## WORK TO COMPLETE
Work through the data line by line, gathering every line that has the word "Samoa".

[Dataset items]
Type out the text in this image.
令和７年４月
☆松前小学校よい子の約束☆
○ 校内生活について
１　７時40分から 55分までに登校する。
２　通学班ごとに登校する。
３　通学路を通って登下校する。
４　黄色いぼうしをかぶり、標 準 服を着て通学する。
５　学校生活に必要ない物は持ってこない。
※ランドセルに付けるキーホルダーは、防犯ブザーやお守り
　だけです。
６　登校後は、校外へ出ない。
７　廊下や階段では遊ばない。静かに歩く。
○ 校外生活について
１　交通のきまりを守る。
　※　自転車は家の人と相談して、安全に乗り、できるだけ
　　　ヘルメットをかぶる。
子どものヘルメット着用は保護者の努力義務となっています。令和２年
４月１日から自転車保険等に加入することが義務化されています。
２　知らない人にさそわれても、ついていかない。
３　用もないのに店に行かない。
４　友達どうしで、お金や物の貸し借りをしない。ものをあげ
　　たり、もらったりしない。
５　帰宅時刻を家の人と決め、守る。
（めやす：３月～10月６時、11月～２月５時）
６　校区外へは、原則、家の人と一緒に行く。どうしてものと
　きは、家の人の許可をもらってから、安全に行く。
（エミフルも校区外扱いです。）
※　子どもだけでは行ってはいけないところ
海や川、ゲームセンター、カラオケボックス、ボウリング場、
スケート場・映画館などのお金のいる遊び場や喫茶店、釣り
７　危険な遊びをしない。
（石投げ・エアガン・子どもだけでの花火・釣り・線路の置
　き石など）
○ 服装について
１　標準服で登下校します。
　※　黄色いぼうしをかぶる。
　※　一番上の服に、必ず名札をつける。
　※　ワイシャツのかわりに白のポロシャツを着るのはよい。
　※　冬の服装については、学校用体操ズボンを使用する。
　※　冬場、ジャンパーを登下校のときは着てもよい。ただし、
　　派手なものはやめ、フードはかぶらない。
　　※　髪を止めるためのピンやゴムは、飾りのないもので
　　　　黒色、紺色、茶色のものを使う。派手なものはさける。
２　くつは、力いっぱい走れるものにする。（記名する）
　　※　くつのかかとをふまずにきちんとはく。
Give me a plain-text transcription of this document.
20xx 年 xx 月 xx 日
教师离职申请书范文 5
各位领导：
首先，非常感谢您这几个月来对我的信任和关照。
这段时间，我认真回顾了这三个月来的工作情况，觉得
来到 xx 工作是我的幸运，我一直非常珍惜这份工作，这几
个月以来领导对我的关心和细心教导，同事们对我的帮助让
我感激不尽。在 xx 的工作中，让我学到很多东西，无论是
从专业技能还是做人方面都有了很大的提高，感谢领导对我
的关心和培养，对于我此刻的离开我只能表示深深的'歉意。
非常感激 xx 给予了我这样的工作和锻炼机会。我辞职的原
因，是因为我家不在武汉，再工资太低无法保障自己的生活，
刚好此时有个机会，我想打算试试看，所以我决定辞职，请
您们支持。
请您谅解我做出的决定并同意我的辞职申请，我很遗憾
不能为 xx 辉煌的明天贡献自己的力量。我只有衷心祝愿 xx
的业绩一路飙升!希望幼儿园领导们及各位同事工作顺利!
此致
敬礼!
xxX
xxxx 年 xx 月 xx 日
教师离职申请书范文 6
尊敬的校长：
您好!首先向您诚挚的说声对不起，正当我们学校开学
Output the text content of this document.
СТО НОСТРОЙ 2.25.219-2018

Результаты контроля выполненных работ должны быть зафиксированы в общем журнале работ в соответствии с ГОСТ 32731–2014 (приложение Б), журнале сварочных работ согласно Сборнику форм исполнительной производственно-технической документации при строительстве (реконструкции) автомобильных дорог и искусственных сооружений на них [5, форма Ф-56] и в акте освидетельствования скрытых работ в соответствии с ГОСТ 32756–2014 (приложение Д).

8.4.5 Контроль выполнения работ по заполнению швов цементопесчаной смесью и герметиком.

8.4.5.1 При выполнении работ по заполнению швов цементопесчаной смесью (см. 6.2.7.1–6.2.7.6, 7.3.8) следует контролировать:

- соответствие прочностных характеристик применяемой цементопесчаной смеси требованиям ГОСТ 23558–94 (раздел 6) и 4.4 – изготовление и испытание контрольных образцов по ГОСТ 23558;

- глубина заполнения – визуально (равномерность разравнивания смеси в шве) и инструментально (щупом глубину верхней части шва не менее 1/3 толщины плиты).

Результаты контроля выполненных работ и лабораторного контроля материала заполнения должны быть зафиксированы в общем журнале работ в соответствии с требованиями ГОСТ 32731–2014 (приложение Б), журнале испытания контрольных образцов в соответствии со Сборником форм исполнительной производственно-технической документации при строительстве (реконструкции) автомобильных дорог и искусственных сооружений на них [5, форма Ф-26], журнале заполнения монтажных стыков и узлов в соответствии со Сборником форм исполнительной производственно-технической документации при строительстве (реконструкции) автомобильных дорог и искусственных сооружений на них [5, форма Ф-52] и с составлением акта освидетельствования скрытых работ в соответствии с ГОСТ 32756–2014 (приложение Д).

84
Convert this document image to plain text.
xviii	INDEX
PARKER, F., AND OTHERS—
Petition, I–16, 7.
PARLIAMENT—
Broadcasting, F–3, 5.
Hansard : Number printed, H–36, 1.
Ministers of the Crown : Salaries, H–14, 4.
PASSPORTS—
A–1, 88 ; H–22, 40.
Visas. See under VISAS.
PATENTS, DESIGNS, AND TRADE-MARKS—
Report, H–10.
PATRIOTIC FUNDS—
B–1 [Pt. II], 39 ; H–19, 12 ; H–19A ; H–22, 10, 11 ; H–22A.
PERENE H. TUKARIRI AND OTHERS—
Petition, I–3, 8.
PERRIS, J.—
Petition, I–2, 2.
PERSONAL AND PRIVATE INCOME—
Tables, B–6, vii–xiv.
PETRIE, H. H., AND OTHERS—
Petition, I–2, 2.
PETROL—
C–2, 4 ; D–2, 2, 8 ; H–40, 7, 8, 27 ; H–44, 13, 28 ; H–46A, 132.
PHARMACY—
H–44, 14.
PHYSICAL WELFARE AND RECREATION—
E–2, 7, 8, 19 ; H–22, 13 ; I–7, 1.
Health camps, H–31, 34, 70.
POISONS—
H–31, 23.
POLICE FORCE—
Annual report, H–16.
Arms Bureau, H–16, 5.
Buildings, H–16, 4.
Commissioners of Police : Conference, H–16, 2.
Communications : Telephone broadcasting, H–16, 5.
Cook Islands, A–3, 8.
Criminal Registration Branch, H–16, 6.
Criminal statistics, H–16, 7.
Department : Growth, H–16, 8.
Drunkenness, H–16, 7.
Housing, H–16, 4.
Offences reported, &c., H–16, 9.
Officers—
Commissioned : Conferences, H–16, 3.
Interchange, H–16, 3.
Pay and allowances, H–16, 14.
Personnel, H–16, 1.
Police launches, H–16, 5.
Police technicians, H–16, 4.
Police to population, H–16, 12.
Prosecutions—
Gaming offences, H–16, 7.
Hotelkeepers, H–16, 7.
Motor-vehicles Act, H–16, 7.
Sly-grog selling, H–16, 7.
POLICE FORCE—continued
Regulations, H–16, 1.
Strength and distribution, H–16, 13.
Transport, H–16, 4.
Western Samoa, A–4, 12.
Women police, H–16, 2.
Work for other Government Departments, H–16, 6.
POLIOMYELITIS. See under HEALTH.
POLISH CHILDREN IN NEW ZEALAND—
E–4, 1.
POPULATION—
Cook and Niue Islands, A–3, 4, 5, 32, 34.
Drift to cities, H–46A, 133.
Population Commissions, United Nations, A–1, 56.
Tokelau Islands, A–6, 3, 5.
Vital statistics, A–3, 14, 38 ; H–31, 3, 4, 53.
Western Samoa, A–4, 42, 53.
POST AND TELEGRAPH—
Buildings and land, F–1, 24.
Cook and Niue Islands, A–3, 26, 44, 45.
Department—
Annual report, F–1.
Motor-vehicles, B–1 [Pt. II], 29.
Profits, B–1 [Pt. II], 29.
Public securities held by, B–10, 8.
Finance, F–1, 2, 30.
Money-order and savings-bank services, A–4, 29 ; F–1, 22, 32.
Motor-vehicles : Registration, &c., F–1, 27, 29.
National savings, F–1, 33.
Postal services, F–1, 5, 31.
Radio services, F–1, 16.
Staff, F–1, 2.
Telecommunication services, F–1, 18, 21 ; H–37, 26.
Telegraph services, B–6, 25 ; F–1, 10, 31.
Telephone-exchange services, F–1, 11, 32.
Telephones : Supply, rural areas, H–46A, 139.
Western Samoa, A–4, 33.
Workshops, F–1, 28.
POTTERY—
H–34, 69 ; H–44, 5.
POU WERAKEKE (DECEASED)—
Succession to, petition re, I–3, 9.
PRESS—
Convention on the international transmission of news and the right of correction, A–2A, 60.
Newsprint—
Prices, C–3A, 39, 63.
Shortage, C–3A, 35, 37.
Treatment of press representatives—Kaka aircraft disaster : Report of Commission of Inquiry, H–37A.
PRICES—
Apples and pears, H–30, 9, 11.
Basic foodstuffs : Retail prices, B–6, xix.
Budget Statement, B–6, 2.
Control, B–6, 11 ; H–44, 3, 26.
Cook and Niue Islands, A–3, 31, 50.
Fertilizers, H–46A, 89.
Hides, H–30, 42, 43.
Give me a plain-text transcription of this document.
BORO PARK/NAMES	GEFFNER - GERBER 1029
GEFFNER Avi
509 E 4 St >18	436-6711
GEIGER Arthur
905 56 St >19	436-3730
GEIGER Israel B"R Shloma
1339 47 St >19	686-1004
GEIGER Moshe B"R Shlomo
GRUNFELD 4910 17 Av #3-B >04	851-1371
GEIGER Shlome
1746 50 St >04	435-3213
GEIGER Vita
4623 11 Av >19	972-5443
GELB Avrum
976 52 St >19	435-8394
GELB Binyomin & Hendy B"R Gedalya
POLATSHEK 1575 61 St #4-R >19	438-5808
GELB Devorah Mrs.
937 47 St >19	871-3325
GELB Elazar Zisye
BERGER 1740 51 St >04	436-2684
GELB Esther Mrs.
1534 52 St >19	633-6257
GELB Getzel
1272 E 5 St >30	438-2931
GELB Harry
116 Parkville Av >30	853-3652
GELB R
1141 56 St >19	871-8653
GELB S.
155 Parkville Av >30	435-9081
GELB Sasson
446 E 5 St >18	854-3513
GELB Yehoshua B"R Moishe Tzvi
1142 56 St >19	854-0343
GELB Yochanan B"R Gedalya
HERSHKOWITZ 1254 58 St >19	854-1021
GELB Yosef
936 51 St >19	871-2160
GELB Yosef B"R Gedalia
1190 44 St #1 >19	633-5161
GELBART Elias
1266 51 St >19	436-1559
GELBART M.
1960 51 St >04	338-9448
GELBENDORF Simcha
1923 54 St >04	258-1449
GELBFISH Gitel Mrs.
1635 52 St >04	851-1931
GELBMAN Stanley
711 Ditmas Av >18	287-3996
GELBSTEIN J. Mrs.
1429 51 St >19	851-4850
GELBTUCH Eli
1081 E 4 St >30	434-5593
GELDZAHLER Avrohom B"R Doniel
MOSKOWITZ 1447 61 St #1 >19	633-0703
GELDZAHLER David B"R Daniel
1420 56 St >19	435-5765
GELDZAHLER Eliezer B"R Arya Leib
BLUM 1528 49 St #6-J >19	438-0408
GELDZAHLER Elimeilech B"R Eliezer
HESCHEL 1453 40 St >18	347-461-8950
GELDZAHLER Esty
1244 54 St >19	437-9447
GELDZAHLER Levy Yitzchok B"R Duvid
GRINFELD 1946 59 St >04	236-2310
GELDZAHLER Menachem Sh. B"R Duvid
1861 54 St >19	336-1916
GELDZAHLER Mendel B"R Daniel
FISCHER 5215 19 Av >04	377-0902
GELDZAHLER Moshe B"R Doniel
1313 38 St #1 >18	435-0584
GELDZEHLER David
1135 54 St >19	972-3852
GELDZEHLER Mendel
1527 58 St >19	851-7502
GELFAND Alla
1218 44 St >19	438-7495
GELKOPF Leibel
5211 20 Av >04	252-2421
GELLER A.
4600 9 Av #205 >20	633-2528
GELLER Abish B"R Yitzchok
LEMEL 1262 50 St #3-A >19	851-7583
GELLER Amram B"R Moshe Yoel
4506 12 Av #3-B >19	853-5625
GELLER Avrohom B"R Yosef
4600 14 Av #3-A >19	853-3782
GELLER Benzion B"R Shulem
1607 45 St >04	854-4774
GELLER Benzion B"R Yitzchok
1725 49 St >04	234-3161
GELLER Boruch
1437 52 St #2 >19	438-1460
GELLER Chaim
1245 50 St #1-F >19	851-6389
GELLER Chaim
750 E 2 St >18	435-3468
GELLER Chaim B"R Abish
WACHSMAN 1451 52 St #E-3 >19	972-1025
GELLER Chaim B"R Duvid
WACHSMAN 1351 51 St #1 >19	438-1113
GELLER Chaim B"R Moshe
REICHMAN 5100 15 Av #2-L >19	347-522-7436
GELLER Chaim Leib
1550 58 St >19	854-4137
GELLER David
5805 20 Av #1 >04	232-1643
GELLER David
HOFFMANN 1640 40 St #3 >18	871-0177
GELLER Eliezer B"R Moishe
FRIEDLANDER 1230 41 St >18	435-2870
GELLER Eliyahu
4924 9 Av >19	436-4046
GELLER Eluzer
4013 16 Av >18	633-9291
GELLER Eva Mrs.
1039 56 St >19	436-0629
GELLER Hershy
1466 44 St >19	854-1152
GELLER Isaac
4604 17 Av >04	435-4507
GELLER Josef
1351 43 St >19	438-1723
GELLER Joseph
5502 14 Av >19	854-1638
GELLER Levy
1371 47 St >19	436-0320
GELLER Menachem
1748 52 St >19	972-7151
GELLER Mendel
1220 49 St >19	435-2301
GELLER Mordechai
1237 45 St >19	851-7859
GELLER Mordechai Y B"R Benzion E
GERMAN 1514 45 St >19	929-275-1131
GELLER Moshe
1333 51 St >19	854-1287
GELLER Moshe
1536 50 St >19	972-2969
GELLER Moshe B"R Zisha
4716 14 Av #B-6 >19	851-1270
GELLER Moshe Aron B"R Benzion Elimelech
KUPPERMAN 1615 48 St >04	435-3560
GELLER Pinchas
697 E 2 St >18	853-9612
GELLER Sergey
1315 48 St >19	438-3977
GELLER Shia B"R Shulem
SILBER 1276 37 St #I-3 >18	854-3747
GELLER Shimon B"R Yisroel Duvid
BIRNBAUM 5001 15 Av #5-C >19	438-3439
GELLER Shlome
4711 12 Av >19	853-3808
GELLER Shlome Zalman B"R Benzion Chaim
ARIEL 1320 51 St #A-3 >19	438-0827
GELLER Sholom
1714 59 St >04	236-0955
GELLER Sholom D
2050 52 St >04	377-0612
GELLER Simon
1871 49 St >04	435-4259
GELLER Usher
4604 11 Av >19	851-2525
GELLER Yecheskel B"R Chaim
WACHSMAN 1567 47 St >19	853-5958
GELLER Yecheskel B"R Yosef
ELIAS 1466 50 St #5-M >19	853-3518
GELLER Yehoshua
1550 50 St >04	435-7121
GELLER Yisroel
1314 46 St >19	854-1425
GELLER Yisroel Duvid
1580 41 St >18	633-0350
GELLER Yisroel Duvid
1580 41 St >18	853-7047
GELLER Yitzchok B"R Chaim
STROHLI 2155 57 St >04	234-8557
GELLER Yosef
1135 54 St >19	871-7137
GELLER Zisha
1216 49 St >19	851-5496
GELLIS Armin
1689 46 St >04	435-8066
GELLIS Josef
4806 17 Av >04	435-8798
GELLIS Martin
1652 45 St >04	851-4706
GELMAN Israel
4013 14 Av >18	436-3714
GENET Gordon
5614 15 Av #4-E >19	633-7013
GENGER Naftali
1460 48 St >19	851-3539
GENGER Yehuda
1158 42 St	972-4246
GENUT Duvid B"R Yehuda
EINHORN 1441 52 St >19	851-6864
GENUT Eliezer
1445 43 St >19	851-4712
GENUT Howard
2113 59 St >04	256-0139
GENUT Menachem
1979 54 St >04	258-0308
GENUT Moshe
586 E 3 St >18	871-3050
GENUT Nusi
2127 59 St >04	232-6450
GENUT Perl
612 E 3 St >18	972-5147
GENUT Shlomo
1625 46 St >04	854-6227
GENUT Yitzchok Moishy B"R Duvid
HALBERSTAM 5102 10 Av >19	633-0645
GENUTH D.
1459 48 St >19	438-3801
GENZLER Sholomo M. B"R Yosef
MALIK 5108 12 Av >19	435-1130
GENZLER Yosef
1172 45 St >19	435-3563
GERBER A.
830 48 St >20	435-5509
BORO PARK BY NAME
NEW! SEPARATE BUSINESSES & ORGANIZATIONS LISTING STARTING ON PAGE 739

## CORRECT RESPONSE
Western Samoa, A–4, 12.
Western Samoa, A–4, 42, 53.
Western Samoa, A–4, 33.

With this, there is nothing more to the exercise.